| WHAT THE TASK ASKS |
Assemble all lines in which the string "minutes" appears.

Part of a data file
________________________________________

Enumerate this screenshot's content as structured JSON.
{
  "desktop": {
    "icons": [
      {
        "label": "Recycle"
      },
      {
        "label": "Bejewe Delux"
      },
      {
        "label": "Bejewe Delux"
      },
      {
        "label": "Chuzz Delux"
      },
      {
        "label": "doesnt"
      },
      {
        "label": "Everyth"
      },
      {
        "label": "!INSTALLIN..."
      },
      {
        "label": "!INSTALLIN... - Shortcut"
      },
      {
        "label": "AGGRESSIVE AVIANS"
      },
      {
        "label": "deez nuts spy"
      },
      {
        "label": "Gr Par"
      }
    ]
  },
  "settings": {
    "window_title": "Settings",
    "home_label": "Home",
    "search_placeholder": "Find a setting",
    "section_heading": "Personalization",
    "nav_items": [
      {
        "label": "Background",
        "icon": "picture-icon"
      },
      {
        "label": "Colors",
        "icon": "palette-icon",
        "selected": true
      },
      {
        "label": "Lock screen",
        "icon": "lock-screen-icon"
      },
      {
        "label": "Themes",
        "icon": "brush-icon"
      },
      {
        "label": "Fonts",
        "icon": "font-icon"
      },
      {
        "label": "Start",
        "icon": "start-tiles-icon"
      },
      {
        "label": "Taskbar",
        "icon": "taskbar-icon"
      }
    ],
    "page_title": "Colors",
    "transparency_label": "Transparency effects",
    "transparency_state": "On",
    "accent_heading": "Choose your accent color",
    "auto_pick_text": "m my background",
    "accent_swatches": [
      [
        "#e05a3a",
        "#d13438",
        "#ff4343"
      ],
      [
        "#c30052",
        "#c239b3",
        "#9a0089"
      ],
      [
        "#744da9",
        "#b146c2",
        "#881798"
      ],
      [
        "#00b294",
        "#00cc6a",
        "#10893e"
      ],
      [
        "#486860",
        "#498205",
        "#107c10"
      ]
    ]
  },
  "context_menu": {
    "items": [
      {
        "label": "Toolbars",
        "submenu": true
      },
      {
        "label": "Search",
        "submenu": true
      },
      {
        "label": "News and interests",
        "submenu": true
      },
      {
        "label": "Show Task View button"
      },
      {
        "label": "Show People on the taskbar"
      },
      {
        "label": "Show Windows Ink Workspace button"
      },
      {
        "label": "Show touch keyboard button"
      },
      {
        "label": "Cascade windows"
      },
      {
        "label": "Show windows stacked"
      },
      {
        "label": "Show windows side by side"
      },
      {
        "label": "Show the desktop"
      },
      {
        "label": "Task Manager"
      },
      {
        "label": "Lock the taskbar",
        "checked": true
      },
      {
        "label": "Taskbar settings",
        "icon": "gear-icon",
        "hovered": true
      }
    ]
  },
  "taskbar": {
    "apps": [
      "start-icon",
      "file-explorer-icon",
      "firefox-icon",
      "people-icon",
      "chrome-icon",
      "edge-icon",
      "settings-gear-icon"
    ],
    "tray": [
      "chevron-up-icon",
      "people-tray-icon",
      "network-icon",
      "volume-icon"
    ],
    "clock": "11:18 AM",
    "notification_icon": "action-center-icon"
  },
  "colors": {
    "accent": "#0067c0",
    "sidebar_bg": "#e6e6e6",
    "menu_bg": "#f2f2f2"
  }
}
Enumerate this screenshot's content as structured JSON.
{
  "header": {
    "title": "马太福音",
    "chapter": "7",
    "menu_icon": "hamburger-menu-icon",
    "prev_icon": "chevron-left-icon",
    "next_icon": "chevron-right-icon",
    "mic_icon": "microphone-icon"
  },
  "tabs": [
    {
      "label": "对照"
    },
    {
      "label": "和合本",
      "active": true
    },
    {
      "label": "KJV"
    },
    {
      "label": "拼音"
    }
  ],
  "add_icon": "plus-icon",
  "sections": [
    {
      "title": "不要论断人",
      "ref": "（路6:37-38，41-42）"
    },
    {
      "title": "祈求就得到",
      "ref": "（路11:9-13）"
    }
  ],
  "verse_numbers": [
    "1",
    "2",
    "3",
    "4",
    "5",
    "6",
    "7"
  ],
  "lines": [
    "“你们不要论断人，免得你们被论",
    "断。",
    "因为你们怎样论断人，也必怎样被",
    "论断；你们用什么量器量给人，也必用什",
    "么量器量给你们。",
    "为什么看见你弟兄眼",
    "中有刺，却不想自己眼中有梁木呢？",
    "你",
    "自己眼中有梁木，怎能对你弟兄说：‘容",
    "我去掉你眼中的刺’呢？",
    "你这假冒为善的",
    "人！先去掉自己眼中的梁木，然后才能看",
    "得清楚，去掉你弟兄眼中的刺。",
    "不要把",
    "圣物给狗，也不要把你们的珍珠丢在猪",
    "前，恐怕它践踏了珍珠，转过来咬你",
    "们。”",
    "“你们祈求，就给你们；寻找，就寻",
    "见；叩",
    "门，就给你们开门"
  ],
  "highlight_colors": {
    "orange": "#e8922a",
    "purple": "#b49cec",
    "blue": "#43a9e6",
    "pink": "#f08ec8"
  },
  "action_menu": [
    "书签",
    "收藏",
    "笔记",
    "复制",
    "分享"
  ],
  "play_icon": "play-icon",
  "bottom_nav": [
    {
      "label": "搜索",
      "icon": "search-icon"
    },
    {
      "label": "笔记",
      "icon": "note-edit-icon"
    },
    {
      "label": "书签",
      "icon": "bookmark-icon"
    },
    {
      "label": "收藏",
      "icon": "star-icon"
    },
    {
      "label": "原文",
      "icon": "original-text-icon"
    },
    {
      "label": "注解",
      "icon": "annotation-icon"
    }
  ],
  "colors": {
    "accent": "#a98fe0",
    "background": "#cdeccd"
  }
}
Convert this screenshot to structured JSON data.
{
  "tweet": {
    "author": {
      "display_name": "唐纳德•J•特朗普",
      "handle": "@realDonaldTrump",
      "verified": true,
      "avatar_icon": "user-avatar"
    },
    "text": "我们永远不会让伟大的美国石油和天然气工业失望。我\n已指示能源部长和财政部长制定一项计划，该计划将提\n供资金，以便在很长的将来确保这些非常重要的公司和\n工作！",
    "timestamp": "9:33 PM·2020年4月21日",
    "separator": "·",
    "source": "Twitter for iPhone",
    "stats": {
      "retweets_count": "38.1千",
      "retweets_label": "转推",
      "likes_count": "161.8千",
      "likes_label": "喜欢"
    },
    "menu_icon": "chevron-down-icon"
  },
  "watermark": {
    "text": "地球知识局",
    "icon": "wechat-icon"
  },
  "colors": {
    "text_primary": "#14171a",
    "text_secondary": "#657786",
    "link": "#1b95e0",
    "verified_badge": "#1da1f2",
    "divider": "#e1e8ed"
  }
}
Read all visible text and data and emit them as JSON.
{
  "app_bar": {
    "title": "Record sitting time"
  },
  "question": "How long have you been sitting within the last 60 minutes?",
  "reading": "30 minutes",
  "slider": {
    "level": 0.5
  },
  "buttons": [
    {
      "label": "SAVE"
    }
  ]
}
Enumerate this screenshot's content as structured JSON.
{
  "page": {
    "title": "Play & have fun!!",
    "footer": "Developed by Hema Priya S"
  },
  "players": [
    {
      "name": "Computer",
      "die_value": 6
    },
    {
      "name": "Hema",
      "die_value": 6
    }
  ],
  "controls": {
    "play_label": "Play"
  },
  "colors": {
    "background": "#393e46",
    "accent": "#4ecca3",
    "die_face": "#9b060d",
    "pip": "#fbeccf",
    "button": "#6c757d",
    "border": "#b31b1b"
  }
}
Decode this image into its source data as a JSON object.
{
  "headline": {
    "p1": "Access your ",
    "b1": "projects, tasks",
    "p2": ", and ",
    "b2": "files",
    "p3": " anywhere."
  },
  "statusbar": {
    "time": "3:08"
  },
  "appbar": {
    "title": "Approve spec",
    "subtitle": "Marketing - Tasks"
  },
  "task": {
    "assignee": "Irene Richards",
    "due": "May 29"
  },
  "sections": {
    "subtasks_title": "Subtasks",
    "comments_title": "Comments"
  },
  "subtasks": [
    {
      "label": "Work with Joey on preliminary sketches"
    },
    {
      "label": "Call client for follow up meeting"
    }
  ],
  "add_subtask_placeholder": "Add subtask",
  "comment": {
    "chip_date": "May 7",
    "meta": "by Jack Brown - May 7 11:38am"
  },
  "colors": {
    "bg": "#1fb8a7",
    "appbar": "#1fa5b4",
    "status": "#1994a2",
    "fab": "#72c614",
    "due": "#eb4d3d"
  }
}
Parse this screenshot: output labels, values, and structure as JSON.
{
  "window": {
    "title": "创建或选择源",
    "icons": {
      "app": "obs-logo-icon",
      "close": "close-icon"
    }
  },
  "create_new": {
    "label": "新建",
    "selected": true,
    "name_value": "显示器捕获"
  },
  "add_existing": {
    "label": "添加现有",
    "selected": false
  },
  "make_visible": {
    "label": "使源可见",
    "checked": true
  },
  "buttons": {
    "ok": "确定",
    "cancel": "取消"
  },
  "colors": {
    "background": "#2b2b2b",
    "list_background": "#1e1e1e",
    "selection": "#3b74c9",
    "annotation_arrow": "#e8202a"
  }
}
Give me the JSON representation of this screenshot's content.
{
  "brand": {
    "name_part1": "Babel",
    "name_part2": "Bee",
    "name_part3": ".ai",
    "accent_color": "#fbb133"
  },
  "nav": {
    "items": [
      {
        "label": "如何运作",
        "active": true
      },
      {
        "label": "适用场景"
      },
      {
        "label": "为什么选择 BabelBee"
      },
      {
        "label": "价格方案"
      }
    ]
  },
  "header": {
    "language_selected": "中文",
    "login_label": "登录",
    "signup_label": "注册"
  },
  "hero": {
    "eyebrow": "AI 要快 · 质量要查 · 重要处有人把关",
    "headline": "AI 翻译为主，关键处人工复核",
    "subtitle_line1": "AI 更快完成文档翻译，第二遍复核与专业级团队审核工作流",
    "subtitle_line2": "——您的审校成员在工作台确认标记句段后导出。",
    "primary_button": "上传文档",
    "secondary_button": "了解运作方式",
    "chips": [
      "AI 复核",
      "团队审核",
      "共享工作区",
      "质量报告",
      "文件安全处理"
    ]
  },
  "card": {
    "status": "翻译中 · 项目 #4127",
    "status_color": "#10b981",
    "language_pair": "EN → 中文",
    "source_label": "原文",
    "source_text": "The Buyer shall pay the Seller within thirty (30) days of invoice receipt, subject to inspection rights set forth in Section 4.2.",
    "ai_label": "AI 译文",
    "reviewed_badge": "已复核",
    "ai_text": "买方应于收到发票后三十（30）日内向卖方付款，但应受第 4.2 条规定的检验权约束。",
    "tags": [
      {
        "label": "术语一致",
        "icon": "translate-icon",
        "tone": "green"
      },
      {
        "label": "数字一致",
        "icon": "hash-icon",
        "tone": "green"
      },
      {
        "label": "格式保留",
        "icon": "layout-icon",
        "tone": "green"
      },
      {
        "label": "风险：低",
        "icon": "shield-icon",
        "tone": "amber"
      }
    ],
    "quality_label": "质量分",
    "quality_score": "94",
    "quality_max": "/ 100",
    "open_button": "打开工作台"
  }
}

________________________________________

| TASK ANSWER |
  "question": "How long have you been sitting within the last 60 minutes?",
  "reading": "30 minutes",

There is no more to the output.